• WRITTEN REQUEST
Collect each line holding the string "Fear".

• DATA SHOWN

---+---

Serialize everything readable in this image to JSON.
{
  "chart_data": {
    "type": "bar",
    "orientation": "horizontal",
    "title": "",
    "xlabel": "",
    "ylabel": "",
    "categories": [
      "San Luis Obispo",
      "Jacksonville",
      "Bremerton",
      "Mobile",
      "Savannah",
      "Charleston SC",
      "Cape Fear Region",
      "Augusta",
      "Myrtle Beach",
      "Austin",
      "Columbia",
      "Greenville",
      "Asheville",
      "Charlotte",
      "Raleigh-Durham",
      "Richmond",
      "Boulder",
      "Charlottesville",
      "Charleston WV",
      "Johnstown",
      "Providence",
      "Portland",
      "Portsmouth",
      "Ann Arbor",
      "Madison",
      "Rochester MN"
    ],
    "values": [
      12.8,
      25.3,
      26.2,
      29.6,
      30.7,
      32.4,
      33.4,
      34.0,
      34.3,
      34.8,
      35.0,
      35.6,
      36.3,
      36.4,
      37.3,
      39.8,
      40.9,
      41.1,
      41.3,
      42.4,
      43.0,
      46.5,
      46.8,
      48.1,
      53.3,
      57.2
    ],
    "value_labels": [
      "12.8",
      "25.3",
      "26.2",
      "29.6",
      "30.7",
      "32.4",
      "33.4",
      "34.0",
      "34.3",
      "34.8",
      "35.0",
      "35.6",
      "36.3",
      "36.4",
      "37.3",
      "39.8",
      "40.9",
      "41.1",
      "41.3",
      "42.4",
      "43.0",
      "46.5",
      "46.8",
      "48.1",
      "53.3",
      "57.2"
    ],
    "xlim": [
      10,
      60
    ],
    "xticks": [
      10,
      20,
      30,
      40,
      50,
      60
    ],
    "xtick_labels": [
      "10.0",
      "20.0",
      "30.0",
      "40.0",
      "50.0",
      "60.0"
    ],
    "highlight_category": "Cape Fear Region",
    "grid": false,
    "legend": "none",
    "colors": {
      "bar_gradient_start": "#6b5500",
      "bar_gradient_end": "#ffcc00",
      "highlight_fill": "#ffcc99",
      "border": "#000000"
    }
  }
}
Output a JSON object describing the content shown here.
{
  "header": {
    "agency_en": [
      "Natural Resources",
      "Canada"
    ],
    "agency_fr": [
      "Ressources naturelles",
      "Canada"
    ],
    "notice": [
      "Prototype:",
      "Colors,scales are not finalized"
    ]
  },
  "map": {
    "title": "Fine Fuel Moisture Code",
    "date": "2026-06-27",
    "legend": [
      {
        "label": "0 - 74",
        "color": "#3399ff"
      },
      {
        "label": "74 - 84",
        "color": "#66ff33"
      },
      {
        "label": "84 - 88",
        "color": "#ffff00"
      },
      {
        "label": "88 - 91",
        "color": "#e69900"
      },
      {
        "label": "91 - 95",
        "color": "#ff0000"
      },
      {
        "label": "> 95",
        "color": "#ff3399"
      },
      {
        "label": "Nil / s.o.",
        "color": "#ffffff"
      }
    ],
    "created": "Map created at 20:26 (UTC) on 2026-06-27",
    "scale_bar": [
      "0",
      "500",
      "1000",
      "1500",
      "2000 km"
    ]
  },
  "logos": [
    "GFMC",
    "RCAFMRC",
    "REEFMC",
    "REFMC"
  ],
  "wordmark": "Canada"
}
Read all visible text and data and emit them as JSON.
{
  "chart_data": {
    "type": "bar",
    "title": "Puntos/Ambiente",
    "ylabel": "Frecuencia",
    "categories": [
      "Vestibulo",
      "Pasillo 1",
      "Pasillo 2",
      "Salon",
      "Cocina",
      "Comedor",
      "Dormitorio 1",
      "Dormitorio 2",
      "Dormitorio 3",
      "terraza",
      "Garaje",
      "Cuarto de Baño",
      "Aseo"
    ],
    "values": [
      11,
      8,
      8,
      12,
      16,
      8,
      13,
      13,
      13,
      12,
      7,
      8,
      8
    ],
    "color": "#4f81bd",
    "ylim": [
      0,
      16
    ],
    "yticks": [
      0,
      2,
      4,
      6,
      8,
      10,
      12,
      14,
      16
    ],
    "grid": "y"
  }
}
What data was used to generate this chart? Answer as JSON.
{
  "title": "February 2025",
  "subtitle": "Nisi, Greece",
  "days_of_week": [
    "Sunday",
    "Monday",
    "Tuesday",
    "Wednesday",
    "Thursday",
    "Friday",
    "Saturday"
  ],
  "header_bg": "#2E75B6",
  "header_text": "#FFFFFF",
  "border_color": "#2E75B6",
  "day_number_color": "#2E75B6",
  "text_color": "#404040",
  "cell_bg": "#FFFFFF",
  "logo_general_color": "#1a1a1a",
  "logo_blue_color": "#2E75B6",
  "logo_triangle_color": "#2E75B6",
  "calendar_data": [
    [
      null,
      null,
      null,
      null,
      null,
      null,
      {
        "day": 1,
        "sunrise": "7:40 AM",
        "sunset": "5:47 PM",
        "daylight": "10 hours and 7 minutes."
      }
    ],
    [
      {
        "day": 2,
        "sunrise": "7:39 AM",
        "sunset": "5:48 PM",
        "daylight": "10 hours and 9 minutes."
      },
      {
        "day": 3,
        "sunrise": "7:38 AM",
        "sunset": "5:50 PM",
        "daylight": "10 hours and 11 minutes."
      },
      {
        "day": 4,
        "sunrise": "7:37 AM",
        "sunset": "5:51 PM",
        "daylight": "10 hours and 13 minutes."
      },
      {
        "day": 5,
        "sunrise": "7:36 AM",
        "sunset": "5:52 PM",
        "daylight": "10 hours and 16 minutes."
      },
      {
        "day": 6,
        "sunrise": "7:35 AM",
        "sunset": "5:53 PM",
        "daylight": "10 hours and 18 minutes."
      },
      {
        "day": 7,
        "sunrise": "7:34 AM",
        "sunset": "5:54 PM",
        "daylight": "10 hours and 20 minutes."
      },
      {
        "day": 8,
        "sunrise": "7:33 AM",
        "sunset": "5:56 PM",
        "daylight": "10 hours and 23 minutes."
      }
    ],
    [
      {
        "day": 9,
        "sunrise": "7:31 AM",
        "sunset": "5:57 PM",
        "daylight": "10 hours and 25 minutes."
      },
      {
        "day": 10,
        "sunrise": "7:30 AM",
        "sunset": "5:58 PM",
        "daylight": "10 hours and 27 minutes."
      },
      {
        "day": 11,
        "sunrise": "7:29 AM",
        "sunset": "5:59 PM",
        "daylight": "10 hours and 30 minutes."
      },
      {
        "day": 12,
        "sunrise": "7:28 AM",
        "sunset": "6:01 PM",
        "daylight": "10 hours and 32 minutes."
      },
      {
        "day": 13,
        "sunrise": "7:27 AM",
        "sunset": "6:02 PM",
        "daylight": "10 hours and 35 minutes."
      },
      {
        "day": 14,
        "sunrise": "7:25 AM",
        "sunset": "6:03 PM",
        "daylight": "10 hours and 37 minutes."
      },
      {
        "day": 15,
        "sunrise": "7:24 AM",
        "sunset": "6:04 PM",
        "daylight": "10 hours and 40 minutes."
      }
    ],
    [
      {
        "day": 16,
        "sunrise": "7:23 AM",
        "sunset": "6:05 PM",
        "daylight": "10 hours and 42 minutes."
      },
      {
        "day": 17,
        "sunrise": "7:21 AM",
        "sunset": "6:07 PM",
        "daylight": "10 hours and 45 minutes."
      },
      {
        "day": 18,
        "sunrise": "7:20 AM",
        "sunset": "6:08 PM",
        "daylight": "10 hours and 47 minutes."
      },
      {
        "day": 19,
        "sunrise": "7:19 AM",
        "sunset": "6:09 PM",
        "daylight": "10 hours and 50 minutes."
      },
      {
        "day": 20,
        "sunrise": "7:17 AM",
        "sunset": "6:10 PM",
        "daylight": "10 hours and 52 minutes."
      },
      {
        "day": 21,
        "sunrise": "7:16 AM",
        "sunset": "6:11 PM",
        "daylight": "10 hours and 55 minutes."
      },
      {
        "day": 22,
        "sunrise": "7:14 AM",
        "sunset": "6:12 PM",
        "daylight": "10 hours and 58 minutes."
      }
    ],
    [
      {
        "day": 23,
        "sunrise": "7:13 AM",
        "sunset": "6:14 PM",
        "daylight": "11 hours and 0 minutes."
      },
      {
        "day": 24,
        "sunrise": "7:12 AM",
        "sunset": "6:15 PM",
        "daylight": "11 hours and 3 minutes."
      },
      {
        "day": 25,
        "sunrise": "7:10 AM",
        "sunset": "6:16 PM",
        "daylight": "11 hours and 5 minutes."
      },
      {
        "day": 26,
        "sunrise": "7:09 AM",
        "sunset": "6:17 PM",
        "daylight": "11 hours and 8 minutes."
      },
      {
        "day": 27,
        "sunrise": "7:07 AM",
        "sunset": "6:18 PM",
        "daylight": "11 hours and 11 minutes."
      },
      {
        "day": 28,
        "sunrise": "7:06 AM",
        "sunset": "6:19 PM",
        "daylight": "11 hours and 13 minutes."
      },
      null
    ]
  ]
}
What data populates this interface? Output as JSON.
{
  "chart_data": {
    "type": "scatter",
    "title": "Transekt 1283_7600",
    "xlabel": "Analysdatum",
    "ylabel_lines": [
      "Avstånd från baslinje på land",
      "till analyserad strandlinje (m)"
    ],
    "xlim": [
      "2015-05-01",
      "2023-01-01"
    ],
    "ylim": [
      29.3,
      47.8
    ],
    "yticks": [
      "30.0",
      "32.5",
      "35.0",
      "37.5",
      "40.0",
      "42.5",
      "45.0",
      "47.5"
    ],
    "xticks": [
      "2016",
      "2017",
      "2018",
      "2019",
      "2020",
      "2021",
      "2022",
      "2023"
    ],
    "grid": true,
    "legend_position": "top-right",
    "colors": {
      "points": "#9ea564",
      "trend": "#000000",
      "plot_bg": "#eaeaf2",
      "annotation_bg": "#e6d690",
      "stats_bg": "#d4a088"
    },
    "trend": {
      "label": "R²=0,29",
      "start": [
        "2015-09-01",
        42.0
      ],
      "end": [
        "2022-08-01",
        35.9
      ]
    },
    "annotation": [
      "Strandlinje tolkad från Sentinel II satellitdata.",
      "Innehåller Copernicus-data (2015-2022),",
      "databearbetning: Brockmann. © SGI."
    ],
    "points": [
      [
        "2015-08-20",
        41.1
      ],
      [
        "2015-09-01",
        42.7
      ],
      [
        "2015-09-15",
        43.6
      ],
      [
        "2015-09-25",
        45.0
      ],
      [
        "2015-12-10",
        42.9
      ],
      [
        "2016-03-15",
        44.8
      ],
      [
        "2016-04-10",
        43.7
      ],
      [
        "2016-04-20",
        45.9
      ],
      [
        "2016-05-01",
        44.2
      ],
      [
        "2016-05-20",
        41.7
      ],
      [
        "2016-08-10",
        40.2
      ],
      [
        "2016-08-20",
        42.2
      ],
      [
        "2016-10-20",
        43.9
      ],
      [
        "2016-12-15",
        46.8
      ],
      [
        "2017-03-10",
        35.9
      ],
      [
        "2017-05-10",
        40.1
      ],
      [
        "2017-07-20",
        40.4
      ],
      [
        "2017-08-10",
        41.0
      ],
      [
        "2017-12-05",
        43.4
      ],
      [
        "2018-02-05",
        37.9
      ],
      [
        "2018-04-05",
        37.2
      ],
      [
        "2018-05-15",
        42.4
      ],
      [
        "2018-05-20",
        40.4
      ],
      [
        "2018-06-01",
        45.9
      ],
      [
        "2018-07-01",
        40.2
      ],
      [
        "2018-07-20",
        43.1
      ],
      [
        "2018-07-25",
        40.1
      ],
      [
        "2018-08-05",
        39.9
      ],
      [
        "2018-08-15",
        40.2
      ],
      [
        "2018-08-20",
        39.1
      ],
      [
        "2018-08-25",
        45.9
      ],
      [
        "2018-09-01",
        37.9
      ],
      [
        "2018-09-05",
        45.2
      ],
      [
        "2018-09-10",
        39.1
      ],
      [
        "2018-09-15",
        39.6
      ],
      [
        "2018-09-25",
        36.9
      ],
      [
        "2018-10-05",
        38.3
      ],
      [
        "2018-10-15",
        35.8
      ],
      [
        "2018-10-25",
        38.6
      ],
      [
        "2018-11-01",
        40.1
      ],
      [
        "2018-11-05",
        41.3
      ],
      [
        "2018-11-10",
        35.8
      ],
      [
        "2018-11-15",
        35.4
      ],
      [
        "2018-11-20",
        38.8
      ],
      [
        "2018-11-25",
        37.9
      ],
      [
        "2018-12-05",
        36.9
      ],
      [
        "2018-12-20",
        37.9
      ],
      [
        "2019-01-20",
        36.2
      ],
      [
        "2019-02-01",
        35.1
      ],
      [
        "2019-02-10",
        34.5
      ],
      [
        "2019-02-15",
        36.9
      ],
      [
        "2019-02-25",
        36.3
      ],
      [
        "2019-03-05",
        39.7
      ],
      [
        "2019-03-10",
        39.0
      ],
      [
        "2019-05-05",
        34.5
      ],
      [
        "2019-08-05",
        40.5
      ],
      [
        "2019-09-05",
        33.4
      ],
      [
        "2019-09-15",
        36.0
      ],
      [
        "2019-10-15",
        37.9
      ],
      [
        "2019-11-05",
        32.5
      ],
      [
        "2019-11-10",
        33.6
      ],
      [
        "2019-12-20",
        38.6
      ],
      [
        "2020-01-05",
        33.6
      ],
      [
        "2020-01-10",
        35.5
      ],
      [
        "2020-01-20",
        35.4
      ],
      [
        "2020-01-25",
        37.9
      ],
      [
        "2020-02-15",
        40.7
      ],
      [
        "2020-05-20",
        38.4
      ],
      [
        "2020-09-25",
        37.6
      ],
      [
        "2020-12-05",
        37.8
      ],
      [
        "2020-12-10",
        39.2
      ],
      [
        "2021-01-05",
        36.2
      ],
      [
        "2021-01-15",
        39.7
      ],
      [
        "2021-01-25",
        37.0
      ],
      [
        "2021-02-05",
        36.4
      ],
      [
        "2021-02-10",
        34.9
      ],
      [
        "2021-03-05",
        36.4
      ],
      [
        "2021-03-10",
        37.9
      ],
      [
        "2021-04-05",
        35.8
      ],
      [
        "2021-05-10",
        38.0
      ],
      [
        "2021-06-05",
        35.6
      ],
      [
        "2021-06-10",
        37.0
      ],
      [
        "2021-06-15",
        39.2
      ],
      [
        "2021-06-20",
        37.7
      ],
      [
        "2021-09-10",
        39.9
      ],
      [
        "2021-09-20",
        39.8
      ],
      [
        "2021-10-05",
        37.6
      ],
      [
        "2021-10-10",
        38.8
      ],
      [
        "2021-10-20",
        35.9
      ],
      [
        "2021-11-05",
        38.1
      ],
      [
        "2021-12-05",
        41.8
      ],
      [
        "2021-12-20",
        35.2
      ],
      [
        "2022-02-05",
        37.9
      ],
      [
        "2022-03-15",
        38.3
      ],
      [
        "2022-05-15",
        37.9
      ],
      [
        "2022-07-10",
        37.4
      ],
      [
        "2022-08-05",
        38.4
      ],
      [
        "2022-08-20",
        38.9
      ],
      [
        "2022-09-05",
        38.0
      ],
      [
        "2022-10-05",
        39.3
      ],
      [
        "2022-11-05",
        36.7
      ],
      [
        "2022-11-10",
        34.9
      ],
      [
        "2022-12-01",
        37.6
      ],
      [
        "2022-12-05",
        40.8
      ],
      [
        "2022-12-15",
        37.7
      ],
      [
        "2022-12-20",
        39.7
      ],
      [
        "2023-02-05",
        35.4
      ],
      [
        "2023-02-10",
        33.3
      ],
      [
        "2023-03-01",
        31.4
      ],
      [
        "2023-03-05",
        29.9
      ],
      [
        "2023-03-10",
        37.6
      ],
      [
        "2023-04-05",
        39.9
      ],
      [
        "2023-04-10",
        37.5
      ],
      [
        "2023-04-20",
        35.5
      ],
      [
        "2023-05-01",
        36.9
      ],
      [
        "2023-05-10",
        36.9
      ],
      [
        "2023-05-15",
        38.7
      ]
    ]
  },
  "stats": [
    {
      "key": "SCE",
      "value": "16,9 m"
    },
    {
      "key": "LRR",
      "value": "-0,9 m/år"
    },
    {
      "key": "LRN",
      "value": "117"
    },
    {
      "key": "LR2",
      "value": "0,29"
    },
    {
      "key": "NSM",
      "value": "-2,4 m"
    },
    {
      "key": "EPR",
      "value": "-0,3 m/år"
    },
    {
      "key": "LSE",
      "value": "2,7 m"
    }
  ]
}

---+---

• COMPLETED EXERCISE
      "Cape Fear Region",
    "highlight_category": "Cape Fear Region",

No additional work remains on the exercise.